▶ What you should do
Each line in the entries below that holds the string "este" is to be listed.
--
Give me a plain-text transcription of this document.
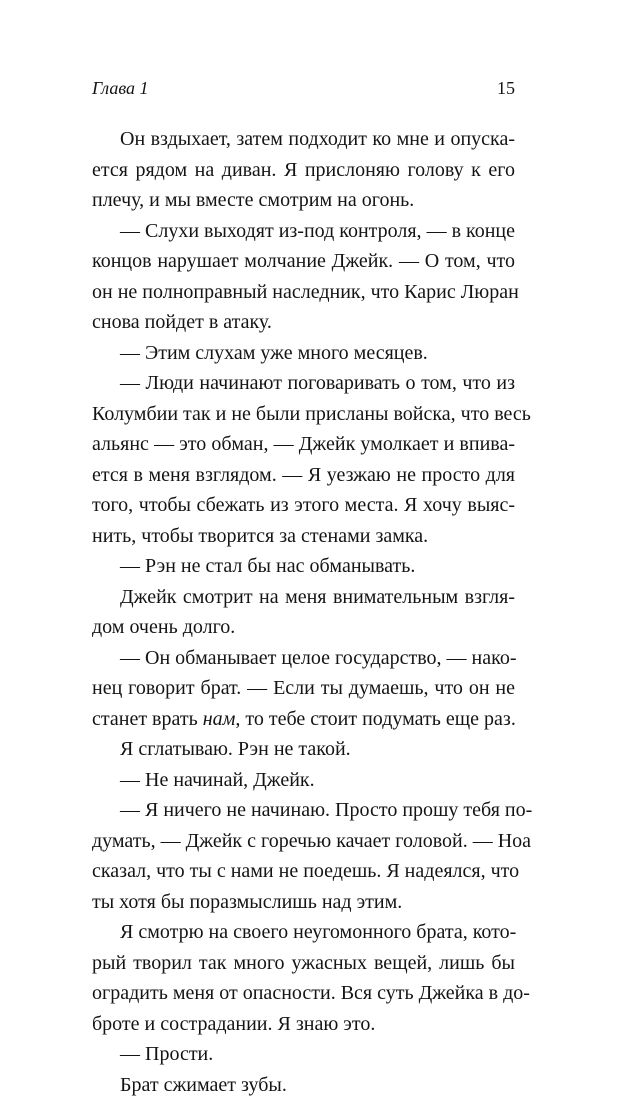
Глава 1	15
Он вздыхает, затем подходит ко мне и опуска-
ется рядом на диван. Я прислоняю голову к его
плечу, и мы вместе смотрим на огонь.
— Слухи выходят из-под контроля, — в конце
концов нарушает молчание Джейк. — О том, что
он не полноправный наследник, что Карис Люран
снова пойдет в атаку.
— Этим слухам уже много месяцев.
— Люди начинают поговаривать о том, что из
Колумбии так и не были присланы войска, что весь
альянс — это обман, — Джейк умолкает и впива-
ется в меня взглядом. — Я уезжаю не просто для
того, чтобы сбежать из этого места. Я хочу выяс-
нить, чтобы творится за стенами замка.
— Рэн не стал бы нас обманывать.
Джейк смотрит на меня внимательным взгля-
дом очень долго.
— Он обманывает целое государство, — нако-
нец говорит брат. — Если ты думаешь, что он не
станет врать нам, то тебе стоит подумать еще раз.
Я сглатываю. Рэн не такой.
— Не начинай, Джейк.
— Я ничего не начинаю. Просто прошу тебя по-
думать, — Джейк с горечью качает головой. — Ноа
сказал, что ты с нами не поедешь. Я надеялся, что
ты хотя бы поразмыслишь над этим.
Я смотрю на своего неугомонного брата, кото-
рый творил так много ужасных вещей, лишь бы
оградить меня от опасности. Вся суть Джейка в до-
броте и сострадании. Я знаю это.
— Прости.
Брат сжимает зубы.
--
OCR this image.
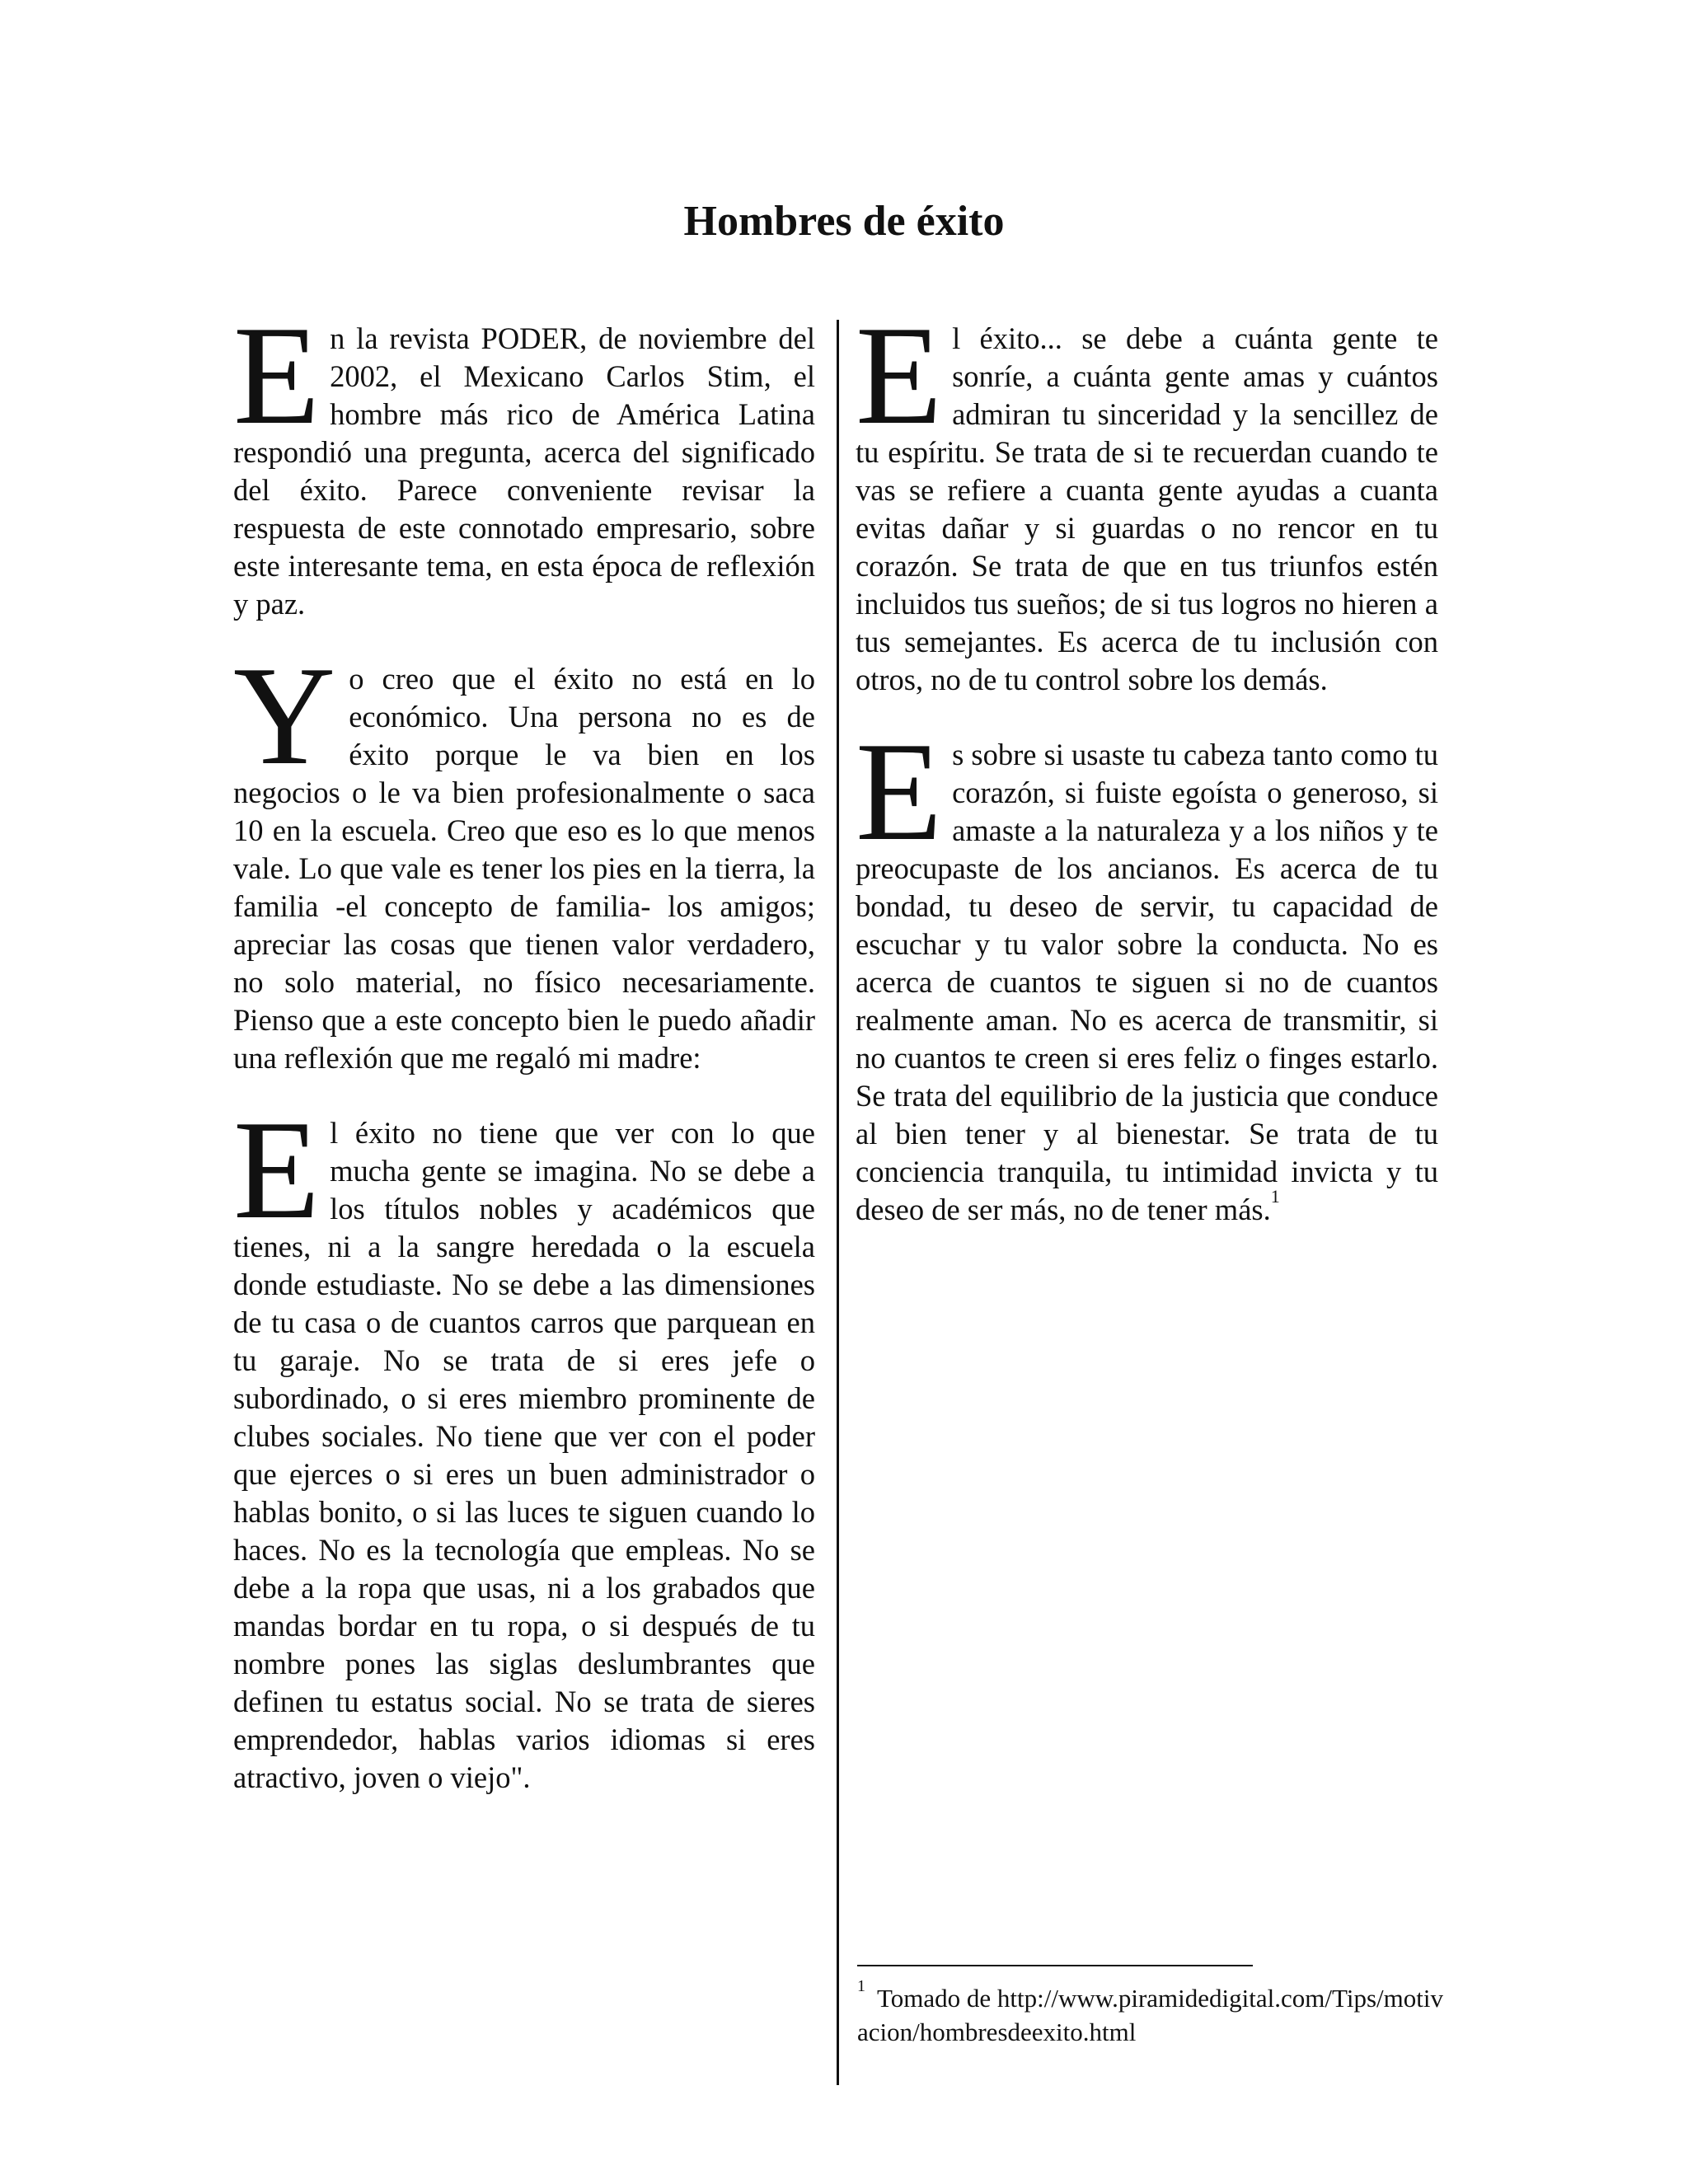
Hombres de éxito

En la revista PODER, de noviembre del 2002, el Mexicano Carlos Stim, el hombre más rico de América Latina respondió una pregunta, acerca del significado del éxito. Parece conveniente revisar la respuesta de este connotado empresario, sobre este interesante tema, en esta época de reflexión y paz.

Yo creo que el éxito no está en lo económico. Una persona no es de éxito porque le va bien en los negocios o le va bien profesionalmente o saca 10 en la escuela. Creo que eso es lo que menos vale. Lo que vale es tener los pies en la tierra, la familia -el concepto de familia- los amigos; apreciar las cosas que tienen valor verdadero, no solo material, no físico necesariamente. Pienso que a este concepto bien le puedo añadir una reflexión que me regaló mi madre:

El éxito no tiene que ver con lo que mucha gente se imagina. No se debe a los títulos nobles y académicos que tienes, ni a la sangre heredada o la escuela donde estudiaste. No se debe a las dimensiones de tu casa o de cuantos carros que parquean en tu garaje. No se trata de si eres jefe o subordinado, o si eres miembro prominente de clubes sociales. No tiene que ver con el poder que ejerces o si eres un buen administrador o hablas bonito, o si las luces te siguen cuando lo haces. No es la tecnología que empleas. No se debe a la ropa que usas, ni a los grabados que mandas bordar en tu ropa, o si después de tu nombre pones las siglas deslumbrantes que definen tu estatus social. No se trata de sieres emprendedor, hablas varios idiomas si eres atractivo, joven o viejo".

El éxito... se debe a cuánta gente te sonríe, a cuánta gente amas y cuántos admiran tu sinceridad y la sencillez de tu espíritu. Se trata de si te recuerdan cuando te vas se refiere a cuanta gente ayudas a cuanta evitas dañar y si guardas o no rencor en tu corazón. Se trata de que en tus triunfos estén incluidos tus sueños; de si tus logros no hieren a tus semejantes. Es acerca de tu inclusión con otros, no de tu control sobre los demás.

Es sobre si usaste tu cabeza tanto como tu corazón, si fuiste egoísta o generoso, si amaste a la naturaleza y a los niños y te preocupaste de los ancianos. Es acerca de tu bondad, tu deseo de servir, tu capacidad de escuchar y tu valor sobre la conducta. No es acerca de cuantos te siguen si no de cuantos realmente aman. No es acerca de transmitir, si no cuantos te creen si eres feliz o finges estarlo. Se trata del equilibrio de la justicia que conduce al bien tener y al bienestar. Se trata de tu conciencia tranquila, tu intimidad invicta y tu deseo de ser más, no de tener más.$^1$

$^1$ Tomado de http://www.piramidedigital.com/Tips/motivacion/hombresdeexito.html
--
▶ Written response
En la revista PODER, de noviembre del 2002, el Mexicano Carlos Stim, el hombre más rico de América Latina respondió una pregunta, acerca del significado del éxito. Parece conveniente revisar la respuesta de este connotado empresario, sobre este interesante tema, en esta época de reflexión y paz.
Yo creo que el éxito no está en lo económico. Una persona no es de éxito porque le va bien en los negocios o le va bien profesionalmente o saca 10 en la escuela. Creo que eso es lo que menos vale. Lo que vale es tener los pies en la tierra, la familia -el concepto de familia- los amigos; apreciar las cosas que tienen valor verdadero, no solo material, no físico necesariamente. Pienso que a este concepto bien le puedo añadir una reflexión que me regaló mi madre:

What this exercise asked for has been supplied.